Work to complete -
Please print each entry below exactly as it stands, but without any pictures.

Data listing below:

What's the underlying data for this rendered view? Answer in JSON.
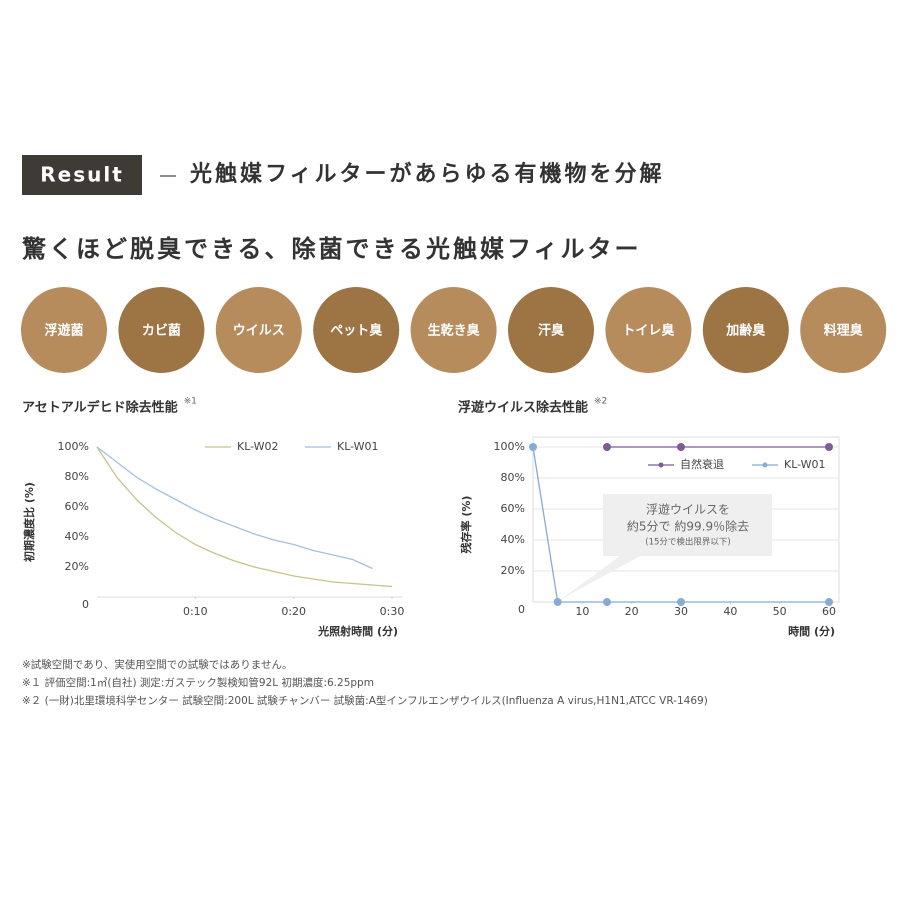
{
  "header": {
    "badge": "Result",
    "title": "光触媒フィルターがあらゆる有機物を分解"
  },
  "subtitle": "驚くほど脱臭できる、除菌できる光触媒フィルター",
  "circles": [
    "浮遊菌",
    "カビ菌",
    "ウイルス",
    "ペット臭",
    "生乾き臭",
    "汗臭",
    "トイレ臭",
    "加齢臭",
    "料理臭"
  ],
  "chart_data": [
    {
      "type": "line",
      "title": "アセトアルデヒド除去性能",
      "title_note": "※1",
      "y_label": "初期濃度比 (%)",
      "x_label": "光照射時間 (分)",
      "x": [
        0,
        2,
        4,
        6,
        8,
        10,
        12,
        14,
        16,
        18,
        20,
        22,
        24,
        26,
        28,
        30
      ],
      "series": [
        {
          "name": "KL-W02",
          "color": "#c8c28c",
          "values": [
            100,
            80,
            65,
            53,
            43,
            35,
            29,
            24,
            20,
            17,
            14,
            12,
            10,
            9,
            8,
            7
          ]
        },
        {
          "name": "KL-W01",
          "color": "#a5c0dc",
          "values": [
            100,
            90,
            80,
            72,
            65,
            58,
            52,
            47,
            42,
            38,
            35,
            31,
            28,
            25,
            19,
            null
          ]
        }
      ],
      "xlim": [
        0,
        30
      ],
      "xticks": [
        {
          "value": 10,
          "label": "0:10"
        },
        {
          "value": 20,
          "label": "0:20"
        },
        {
          "value": 30,
          "label": "0:30"
        }
      ],
      "ylim": [
        0,
        100
      ],
      "yticks": [
        0,
        {
          "value": 20,
          "label": "20%"
        },
        {
          "value": 40,
          "label": "40%"
        },
        {
          "value": 60,
          "label": "60%"
        },
        {
          "value": 80,
          "label": "80%"
        },
        {
          "value": 100,
          "label": "100%"
        }
      ],
      "grid": false
    },
    {
      "type": "line",
      "title": "浮遊ウイルス除去性能",
      "title_note": "※2",
      "y_label": "残存率 (%)",
      "x_label": "時間 (分)",
      "series": [
        {
          "name": "自然衰退",
          "color": "#7d5c97",
          "x": [
            15,
            30,
            60
          ],
          "values": [
            100,
            100,
            100
          ]
        },
        {
          "name": "KL-W01",
          "color": "#86acd6",
          "x": [
            0,
            5,
            15,
            30,
            60
          ],
          "values": [
            100,
            0,
            0,
            0,
            0
          ]
        }
      ],
      "annotation": [
        "浮遊ウイルスを",
        "約5分で 約99.9％除去",
        "(15分で検出限界以下)"
      ],
      "xlim": [
        0,
        60
      ],
      "xticks": [
        10,
        20,
        30,
        40,
        50,
        60
      ],
      "ylim": [
        0,
        100
      ],
      "yticks": [
        0,
        {
          "value": 20,
          "label": "20%"
        },
        {
          "value": 40,
          "label": "40%"
        },
        {
          "value": 60,
          "label": "60%"
        },
        {
          "value": 80,
          "label": "80%"
        },
        {
          "value": 100,
          "label": "100%"
        }
      ],
      "grid": true
    }
  ],
  "footnotes": [
    "※試験空間であり、実使用空間での試験ではありません。",
    "※１ 評価空間:1㎥(自社) 測定:ガステック製検知管92L 初期濃度:6.25ppm",
    "※２ (一財)北里環境科学センター 試験空間:200L 試験チャンバー 試験菌:A型インフルエンザウイルス(Influenza A virus,H1N1,ATCC VR-1469)"
  ]
}
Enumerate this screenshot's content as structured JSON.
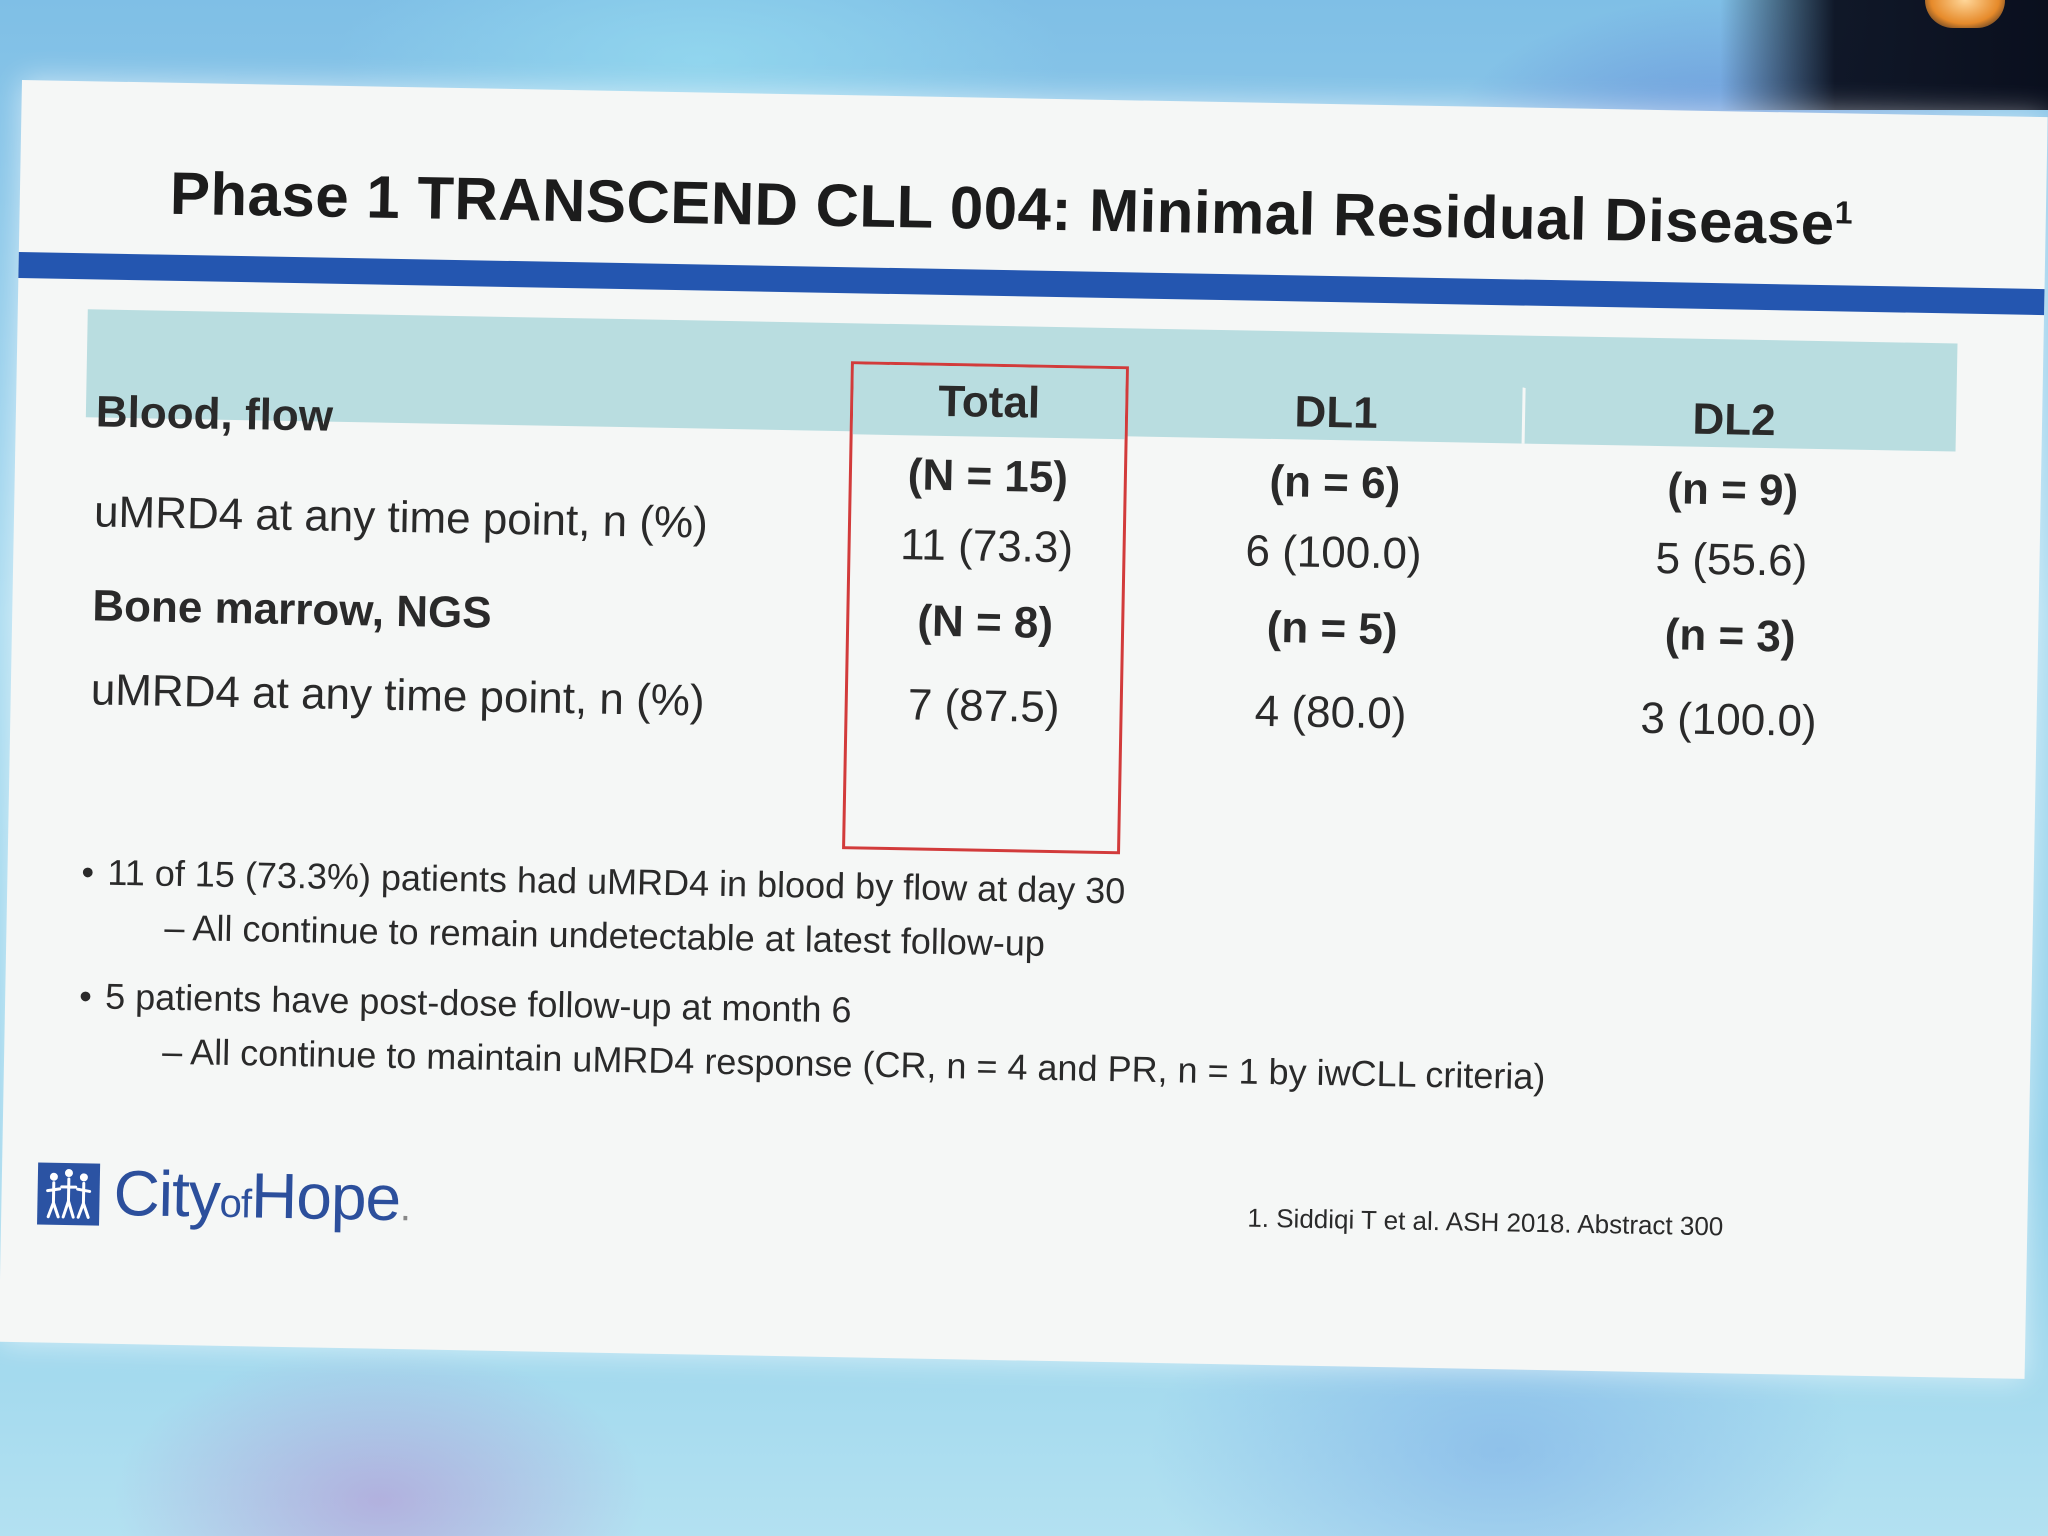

End of Data listing.

The answer -
What's the underlying data for this rendered view? Answer in JSON.
{
  "header": {
    "badge": "Result",
    "title": "光触媒フィルターがあらゆる有機物を分解"
  },
  "subtitle": "驚くほど脱臭できる、除菌できる光触媒フィルター",
  "circles": [
    "浮遊菌",
    "カビ菌",
    "ウイルス",
    "ペット臭",
    "生乾き臭",
    "汗臭",
    "トイレ臭",
    "加齢臭",
    "料理臭"
  ],
  "chart_data": [
    {
      "type": "line",
      "title": "アセトアルデヒド除去性能",
      "title_note": "※1",
      "y_label": "初期濃度比 (%)",
      "x_label": "光照射時間 (分)",
      "x": [
        0,
        2,
        4,
        6,
        8,
        10,
        12,
        14,
        16,
        18,
        20,
        22,
        24,
        26,
        28,
        30
      ],
      "series": [
        {
          "name": "KL-W02",
          "color": "#c8c28c",
          "values": [
            100,
            80,
            65,
            53,
            43,
            35,
            29,
            24,
            20,
            17,
            14,
            12,
            10,
            9,
            8,
            7
          ]
        },
        {
          "name": "KL-W01",
          "color": "#a5c0dc",
          "values": [
            100,
            90,
            80,
            72,
            65,
            58,
            52,
            47,
            42,
            38,
            35,
            31,
            28,
            25,
            19,
            null
          ]
        }
      ],
      "xlim": [
        0,
        30
      ],
      "xticks": [
        {
          "value": 10,
          "label": "0:10"
        },
        {
          "value": 20,
          "label": "0:20"
        },
        {
          "value": 30,
          "label": "0:30"
        }
      ],
      "ylim": [
        0,
        100
      ],
      "yticks": [
        0,
        {
          "value": 20,
          "label": "20%"
        },
        {
          "value": 40,
          "label": "40%"
        },
        {
          "value": 60,
          "label": "60%"
        },
        {
          "value": 80,
          "label": "80%"
        },
        {
          "value": 100,
          "label": "100%"
        }
      ],
      "grid": false
    },
    {
      "type": "line",
      "title": "浮遊ウイルス除去性能",
      "title_note": "※2",
      "y_label": "残存率 (%)",
      "x_label": "時間 (分)",
      "series": [
        {
          "name": "自然衰退",
          "color": "#7d5c97",
          "x": [
            15,
            30,
            60
          ],
          "values": [
            100,
            100,
            100
          ]
        },
        {
          "name": "KL-W01",
          "color": "#86acd6",
          "x": [
            0,
            5,
            15,
            30,
            60
          ],
          "values": [
            100,
            0,
            0,
            0,
            0
          ]
        }
      ],
      "annotation": [
        "浮遊ウイルスを",
        "約5分で 約99.9％除去",
        "(15分で検出限界以下)"
      ],
      "xlim": [
        0,
        60
      ],
      "xticks": [
        10,
        20,
        30,
        40,
        50,
        60
      ],
      "ylim": [
        0,
        100
      ],
      "yticks": [
        0,
        {
          "value": 20,
          "label": "20%"
        },
        {
          "value": 40,
          "label": "40%"
        },
        {
          "value": 60,
          "label": "60%"
        },
        {
          "value": 80,
          "label": "80%"
        },
        {
          "value": 100,
          "label": "100%"
        }
      ],
      "grid": true
    }
  ],
  "footnotes": [
    "※試験空間であり、実使用空間での試験ではありません。",
    "※１ 評価空間:1㎥(自社) 測定:ガステック製検知管92L 初期濃度:6.25ppm",
    "※２ (一財)北里環境科学センター 試験空間:200L 試験チャンバー 試験菌:A型インフルエンザウイルス(Influenza A virus,H1N1,ATCC VR-1469)"
  ]
}
Enumerate this screenshot's content as structured JSON.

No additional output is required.